>>>

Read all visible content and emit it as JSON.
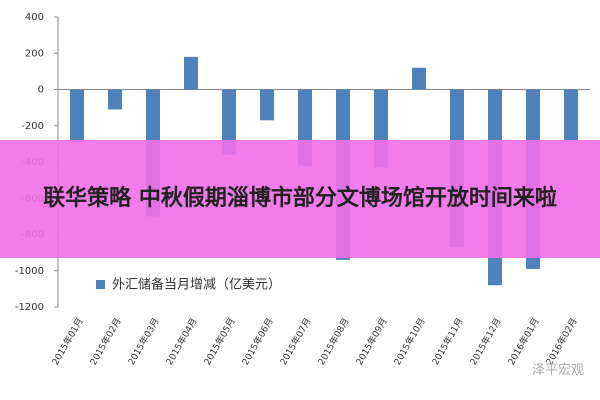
{
  "chart_data": {
    "type": "bar",
    "categories": [
      "2015年01月",
      "2015年02月",
      "2015年03月",
      "2015年04月",
      "2015年05月",
      "2015年06月",
      "2015年07月",
      "2015年08月",
      "2015年09月",
      "2015年10月",
      "2015年11月",
      "2015年12月",
      "2016年01月",
      "2016年02月"
    ],
    "series": [
      {
        "name": "外汇储备当月增减（亿美元）",
        "color": "#4f81bd",
        "values": [
          -290,
          -110,
          -700,
          180,
          -360,
          -170,
          -420,
          -940,
          -430,
          120,
          -870,
          -1080,
          -990,
          -280
        ]
      }
    ],
    "ylim": [
      -1200,
      400
    ],
    "yticks": [
      400,
      200,
      0,
      -200,
      -400,
      -600,
      -800,
      -1000,
      -1200
    ],
    "grid": false,
    "legend": "lower left"
  },
  "overlay": {
    "text": "联华策略 中秋假期淄博市部分文博场馆开放时间来啦"
  },
  "watermark": "泽平宏观"
}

<<<

REQUIRED WORK:
Repeat the material above verbatim, with no pictures in the output.

FINAL RESULT:
Read all visible content and emit it as JSON.
{
  "chart_data": {
    "type": "bar",
    "categories": [
      "2015年01月",
      "2015年02月",
      "2015年03月",
      "2015年04月",
      "2015年05月",
      "2015年06月",
      "2015年07月",
      "2015年08月",
      "2015年09月",
      "2015年10月",
      "2015年11月",
      "2015年12月",
      "2016年01月",
      "2016年02月"
    ],
    "series": [
      {
        "name": "外汇储备当月增减（亿美元）",
        "color": "#4f81bd",
        "values": [
          -290,
          -110,
          -700,
          180,
          -360,
          -170,
          -420,
          -940,
          -430,
          120,
          -870,
          -1080,
          -990,
          -280
        ]
      }
    ],
    "ylim": [
      -1200,
      400
    ],
    "yticks": [
      400,
      200,
      0,
      -200,
      -400,
      -600,
      -800,
      -1000,
      -1200
    ],
    "grid": false,
    "legend": "lower left"
  },
  "overlay": {
    "text": "联华策略 中秋假期淄博市部分文博场馆开放时间来啦"
  },
  "watermark": "泽平宏观"
}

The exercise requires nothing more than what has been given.